**TASK MATERIAL:**

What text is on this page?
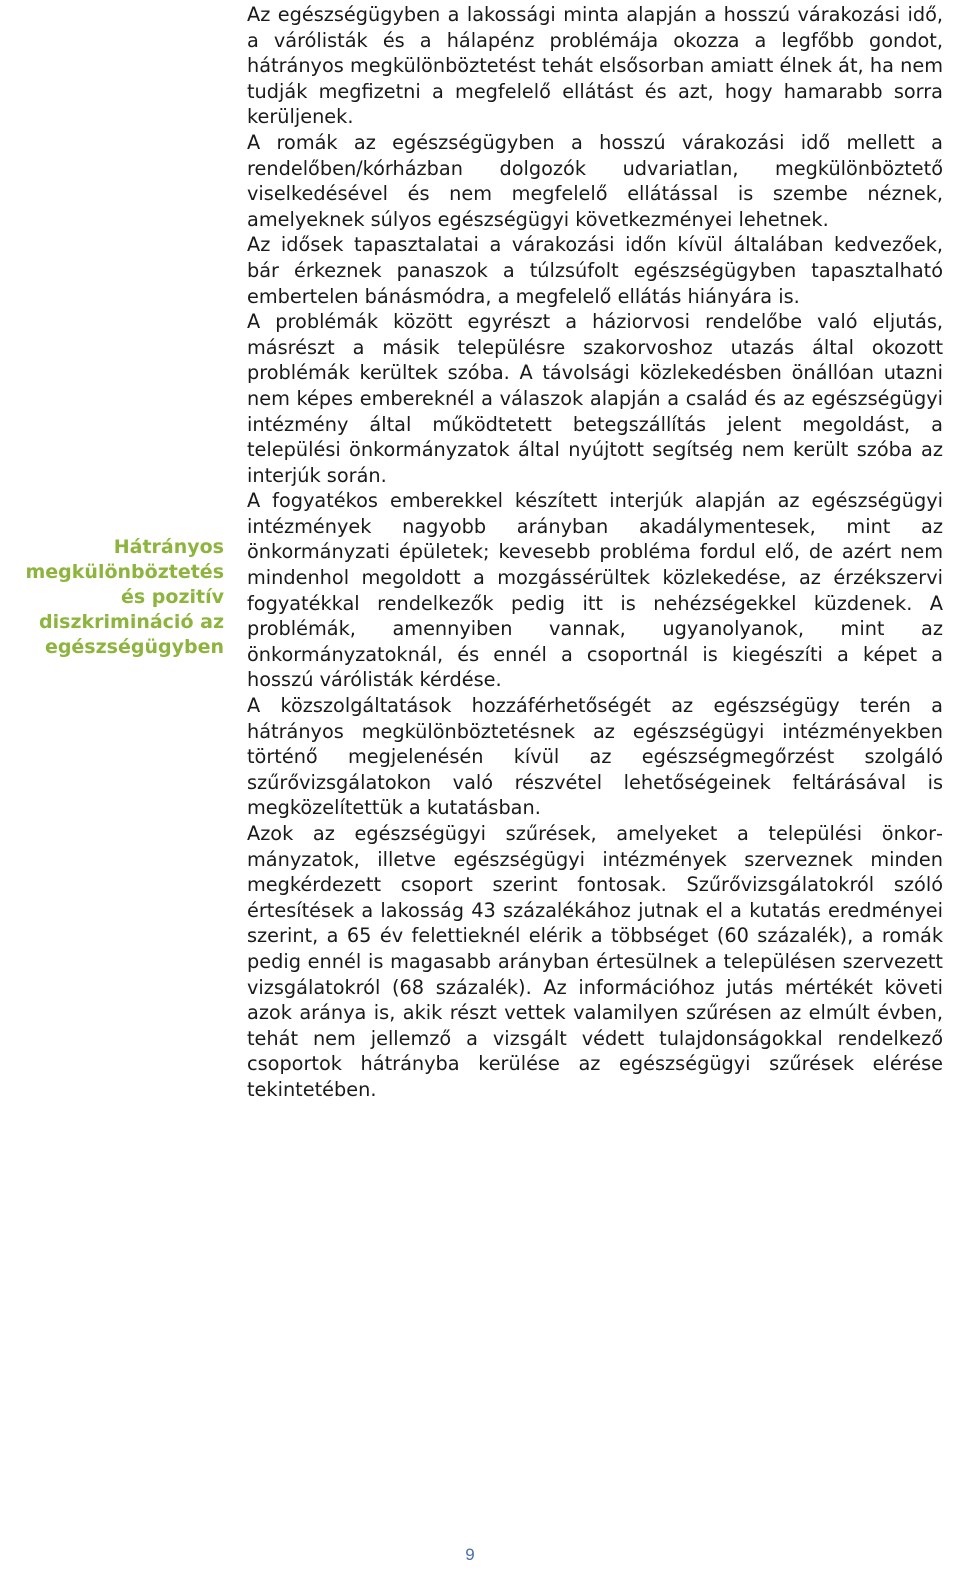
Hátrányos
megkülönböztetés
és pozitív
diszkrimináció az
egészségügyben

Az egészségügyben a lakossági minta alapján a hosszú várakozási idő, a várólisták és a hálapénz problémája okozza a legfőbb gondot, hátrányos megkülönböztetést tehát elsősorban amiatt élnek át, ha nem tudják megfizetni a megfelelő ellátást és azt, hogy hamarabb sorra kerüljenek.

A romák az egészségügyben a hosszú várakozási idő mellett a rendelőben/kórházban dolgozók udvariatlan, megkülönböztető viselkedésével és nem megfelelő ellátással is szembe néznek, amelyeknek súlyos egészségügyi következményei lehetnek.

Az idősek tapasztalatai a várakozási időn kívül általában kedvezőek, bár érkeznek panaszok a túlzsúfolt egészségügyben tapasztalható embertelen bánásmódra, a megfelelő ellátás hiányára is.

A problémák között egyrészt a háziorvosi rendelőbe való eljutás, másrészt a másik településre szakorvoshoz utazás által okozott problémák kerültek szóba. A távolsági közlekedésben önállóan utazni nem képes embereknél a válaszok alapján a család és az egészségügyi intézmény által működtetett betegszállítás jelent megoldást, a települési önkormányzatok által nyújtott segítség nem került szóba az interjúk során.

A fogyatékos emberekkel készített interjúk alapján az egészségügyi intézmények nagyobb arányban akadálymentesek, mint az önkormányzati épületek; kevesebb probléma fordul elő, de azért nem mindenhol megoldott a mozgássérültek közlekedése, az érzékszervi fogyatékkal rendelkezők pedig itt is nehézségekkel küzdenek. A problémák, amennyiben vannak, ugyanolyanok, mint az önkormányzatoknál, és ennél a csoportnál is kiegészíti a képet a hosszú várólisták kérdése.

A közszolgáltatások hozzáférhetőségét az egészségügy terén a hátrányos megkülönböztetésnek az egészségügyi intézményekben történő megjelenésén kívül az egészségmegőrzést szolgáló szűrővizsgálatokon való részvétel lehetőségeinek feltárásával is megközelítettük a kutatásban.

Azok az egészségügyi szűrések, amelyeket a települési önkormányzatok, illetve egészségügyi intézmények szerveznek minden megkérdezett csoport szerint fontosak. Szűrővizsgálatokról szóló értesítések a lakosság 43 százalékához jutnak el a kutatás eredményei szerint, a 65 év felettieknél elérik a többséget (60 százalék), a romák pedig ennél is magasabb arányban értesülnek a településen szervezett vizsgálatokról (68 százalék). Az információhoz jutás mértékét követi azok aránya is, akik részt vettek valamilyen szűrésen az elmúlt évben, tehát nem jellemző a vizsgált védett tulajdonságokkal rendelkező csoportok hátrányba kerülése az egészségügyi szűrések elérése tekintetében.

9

**GOAL:** Show all lines from the data above in which the word "pedig" appears.

**WORKED ANSWER:**
A fogyatékos emberekkel készített interjúk alapján az egészségügyi intézmények nagyobb arányban akadálymentesek, mint az önkormányzati épületek; kevesebb probléma fordul elő, de azért nem mindenhol megoldott a mozgássérültek közlekedése, az érzékszervi fogyatékkal rendelkezők pedig itt is nehézségekkel küzdenek. A problémák, amennyiben vannak, ugyanolyanok, mint az önkormányzatoknál, és ennél a csoportnál is kiegészíti a képet a hosszú várólisták kérdése.
Azok az egészségügyi szűrések, amelyeket a települési önkormányzatok, illetve egészségügyi intézmények szerveznek minden megkérdezett csoport szerint fontosak. Szűrővizsgálatokról szóló értesítések a lakosság 43 százalékához jutnak el a kutatás eredményei szerint, a 65 év felettieknél elérik a többséget (60 százalék), a romák pedig ennél is magasabb arányban értesülnek a településen szervezett vizsgálatokról (68 százalék). Az információhoz jutás mértékét követi azok aránya is, akik részt vettek valamilyen szűrésen az elmúlt évben, tehát nem jellemző a vizsgált védett tulajdonságokkal rendelkező csoportok hátrányba kerülése az egészségügyi szűrések elérése tekintetében.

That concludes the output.